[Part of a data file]
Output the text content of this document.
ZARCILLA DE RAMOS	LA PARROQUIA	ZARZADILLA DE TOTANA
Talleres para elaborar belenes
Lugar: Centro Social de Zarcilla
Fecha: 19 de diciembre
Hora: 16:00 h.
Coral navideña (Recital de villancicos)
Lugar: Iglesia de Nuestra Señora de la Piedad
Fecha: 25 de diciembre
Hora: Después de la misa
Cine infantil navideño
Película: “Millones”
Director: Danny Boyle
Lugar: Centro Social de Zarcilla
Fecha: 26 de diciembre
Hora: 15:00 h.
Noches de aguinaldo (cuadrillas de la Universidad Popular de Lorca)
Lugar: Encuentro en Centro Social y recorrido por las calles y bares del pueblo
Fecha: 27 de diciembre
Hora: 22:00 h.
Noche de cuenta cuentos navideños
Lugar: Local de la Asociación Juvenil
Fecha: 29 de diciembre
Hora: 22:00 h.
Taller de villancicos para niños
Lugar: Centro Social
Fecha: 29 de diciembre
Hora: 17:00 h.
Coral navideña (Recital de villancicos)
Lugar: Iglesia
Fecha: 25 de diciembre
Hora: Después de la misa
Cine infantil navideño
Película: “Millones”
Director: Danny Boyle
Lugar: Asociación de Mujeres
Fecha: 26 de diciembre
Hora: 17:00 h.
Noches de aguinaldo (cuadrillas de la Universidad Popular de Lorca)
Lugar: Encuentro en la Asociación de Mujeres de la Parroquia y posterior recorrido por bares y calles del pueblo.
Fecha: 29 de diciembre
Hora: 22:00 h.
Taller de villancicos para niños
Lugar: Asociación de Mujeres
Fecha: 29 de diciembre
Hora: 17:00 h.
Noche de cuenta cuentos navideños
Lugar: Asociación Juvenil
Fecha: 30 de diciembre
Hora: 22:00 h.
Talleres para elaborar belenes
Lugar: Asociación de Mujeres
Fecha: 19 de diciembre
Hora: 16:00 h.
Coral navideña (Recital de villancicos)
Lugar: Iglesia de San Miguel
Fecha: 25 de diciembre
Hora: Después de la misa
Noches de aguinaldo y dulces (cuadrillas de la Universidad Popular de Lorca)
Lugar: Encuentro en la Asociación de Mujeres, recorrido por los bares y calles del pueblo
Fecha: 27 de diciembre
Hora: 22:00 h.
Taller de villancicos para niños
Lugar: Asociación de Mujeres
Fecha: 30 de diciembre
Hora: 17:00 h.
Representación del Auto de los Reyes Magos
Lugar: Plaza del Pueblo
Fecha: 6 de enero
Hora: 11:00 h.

- _Problem requirements_
Send back all of the entries exactly, with nothing missing.

- _The reply_
Output the text content of this document.
ZARCILLA DE RAMOS	LA PARROQUIA	ZARZADILLA DE TOTANA
Talleres para elaborar belenes
Lugar: Centro Social de Zarcilla
Fecha: 19 de diciembre
Hora: 16:00 h.
Coral navideña (Recital de villancicos)
Lugar: Iglesia de Nuestra Señora de la Piedad
Fecha: 25 de diciembre
Hora: Después de la misa
Cine infantil navideño
Película: “Millones”
Director: Danny Boyle
Lugar: Centro Social de Zarcilla
Fecha: 26 de diciembre
Hora: 15:00 h.
Noches de aguinaldo (cuadrillas de la Universidad Popular de Lorca)
Lugar: Encuentro en Centro Social y recorrido por las calles y bares del pueblo
Fecha: 27 de diciembre
Hora: 22:00 h.
Noche de cuenta cuentos navideños
Lugar: Local de la Asociación Juvenil
Fecha: 29 de diciembre
Hora: 22:00 h.
Taller de villancicos para niños
Lugar: Centro Social
Fecha: 29 de diciembre
Hora: 17:00 h.
Coral navideña (Recital de villancicos)
Lugar: Iglesia
Fecha: 25 de diciembre
Hora: Después de la misa
Cine infantil navideño
Película: “Millones”
Director: Danny Boyle
Lugar: Asociación de Mujeres
Fecha: 26 de diciembre
Hora: 17:00 h.
Noches de aguinaldo (cuadrillas de la Universidad Popular de Lorca)
Lugar: Encuentro en la Asociación de Mujeres de la Parroquia y posterior recorrido por bares y calles del pueblo.
Fecha: 29 de diciembre
Hora: 22:00 h.
Taller de villancicos para niños
Lugar: Asociación de Mujeres
Fecha: 29 de diciembre
Hora: 17:00 h.
Noche de cuenta cuentos navideños
Lugar: Asociación Juvenil
Fecha: 30 de diciembre
Hora: 22:00 h.
Talleres para elaborar belenes
Lugar: Asociación de Mujeres
Fecha: 19 de diciembre
Hora: 16:00 h.
Coral navideña (Recital de villancicos)
Lugar: Iglesia de San Miguel
Fecha: 25 de diciembre
Hora: Después de la misa
Noches de aguinaldo y dulces (cuadrillas de la Universidad Popular de Lorca)
Lugar: Encuentro en la Asociación de Mujeres, recorrido por los bares y calles del pueblo
Fecha: 27 de diciembre
Hora: 22:00 h.
Taller de villancicos para niños
Lugar: Asociación de Mujeres
Fecha: 30 de diciembre
Hora: 17:00 h.
Representación del Auto de los Reyes Magos
Lugar: Plaza del Pueblo
Fecha: 6 de enero
Hora: 11:00 h.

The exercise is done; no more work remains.